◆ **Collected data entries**
#####

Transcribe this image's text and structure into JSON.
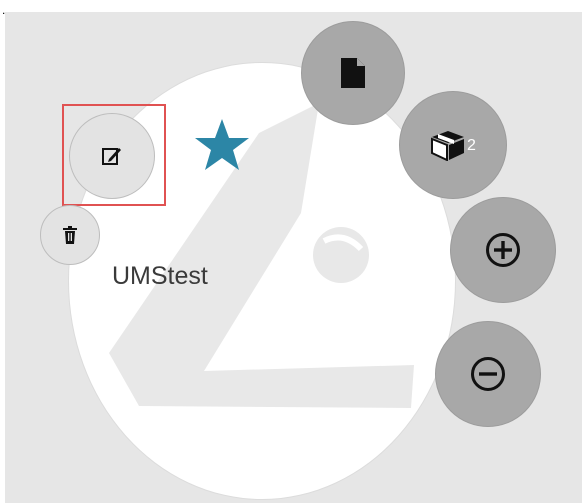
{
  "profile": {
    "name": "UMStest",
    "favorite_icon": "star-icon"
  },
  "actions": {
    "edit": {
      "icon": "edit-icon"
    },
    "delete": {
      "icon": "trash-icon"
    },
    "file": {
      "icon": "file-icon"
    },
    "packages": {
      "icon": "box-icon",
      "count": "2"
    },
    "zoom_in": {
      "icon": "plus-circle-icon"
    },
    "zoom_out": {
      "icon": "minus-circle-icon"
    }
  },
  "colors": {
    "panel_bg": "#e6e6e6",
    "button": "#a8a8a8",
    "star": "#2c86a6",
    "highlight": "#e05252"
  }
}
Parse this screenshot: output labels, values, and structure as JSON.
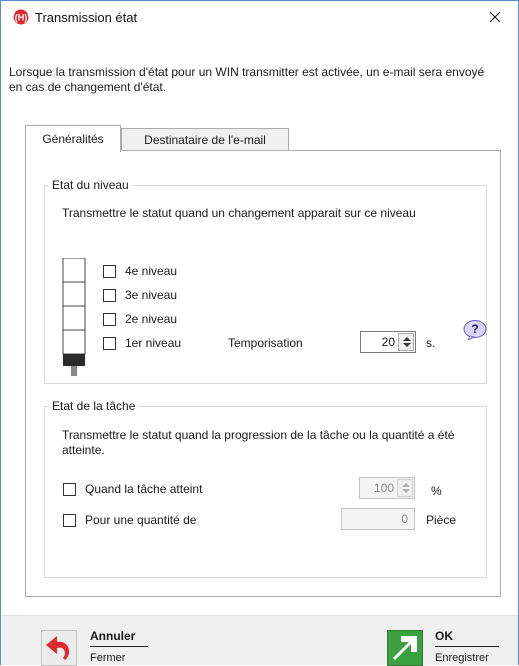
{
  "window": {
    "title": "Transmission état"
  },
  "description": "Lorsque la transmission d'état pour un WIN transmitter est activée, un e-mail sera envoyé en cas de changement d'état.",
  "tabs": [
    {
      "label": "Généralités",
      "active": true
    },
    {
      "label": "Destinataire de l'e-mail",
      "active": false
    }
  ],
  "level_group": {
    "legend": "Etat du niveau",
    "text": "Transmettre le statut quand un changement apparait sur ce niveau",
    "levels": [
      {
        "label": "4e niveau",
        "checked": false
      },
      {
        "label": "3e niveau",
        "checked": false
      },
      {
        "label": "2e niveau",
        "checked": false
      },
      {
        "label": "1er niveau",
        "checked": false
      }
    ],
    "delay_label": "Temporisation",
    "delay_value": "20",
    "delay_unit": "s.",
    "help_icon": "question-bubble-icon"
  },
  "task_group": {
    "legend": "Etat de la tâche",
    "text": "Transmettre le statut quand la progression de la tâche ou la quantité a été atteinte.",
    "reach_label": "Quand la tâche atteint",
    "reach_value": "100",
    "reach_unit": "%",
    "quantity_label": "Pour une quantité de",
    "quantity_value": "0",
    "quantity_unit": "Pièce"
  },
  "footer": {
    "cancel": {
      "label": "Annuler",
      "sub": "Fermer",
      "icon": "undo-arrow-icon"
    },
    "ok": {
      "label": "OK",
      "sub": "Enregistrer",
      "icon": "save-arrow-icon"
    }
  },
  "colors": {
    "accent": "#5b8fd0",
    "cancel": "#e0282f",
    "ok": "#3aa040"
  }
}
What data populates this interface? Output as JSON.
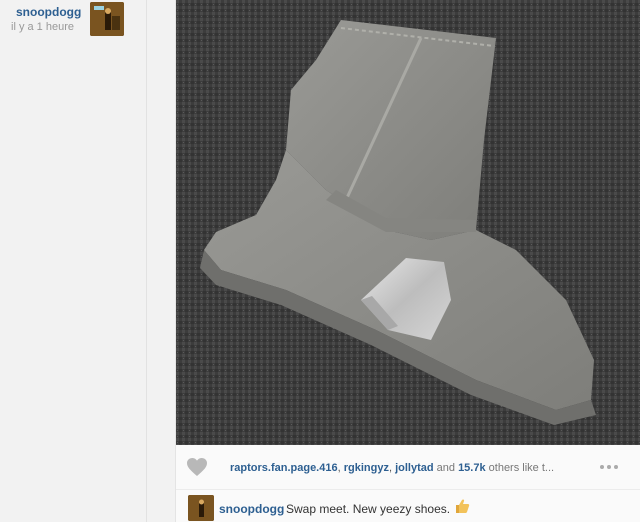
{
  "sidebar": {
    "username": "snoopdogg",
    "timestamp": "il y a 1 heure"
  },
  "post": {
    "likes": {
      "user1": "raptors.fan.page.416",
      "sep1": ", ",
      "user2": "rgkingyz",
      "sep2": ", ",
      "user3": "jollytad",
      "and_text": " and ",
      "count": "15.7k",
      "others_text": " others like t..."
    },
    "caption": {
      "username": "snoopdogg",
      "text": "Swap meet. New yeezy shoes."
    }
  },
  "colors": {
    "link": "#2d5f91",
    "background": "#f2f2f2",
    "card": "#ffffff"
  },
  "icons": [
    "heart-icon",
    "more-options-icon",
    "thumbs-up-emoji-icon"
  ]
}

#####

◆ **THE TASK**
Gather all lines with the string "statut" from the data.

◆ **ANSWER TO THIS TASK**
    "text": "Transmettre le statut quand un changement apparait sur ce niveau",
    "text": "Transmettre le statut quand la progression de la tâche ou la quantité a été atteinte.",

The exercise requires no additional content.